From the entries that follow, list every line in which the string "currentObject" appears.
--- Start of MATERIAL FOR THE TASK ---
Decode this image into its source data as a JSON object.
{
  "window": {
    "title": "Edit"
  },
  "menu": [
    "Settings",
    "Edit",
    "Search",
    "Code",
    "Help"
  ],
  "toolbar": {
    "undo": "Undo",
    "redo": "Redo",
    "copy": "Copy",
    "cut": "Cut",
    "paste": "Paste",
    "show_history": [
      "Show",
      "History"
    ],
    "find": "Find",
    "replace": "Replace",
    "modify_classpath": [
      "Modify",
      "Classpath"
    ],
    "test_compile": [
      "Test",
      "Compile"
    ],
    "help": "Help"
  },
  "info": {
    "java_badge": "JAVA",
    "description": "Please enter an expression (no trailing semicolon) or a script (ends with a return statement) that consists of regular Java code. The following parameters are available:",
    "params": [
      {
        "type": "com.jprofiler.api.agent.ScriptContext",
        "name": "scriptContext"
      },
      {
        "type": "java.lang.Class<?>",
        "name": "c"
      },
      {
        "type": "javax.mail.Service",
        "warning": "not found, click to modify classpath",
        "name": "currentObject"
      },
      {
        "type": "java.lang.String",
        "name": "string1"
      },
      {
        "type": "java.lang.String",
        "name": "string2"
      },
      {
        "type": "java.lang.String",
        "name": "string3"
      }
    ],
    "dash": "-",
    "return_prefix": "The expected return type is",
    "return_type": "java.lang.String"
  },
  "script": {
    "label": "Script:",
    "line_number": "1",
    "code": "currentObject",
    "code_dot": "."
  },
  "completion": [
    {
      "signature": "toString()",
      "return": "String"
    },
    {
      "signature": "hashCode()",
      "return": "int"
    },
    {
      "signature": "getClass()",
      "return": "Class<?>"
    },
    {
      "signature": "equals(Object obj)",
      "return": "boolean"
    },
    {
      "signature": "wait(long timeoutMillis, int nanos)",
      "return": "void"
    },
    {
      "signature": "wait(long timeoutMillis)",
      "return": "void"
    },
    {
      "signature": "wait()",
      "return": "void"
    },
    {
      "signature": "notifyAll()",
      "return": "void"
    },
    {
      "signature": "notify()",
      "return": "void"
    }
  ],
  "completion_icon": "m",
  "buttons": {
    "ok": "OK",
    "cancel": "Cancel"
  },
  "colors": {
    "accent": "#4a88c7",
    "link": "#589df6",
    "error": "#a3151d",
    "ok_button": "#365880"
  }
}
--- End of MATERIAL FOR THE TASK ---
• WORKED SOLUTION:
        "name": "currentObject"
    "code": "currentObject",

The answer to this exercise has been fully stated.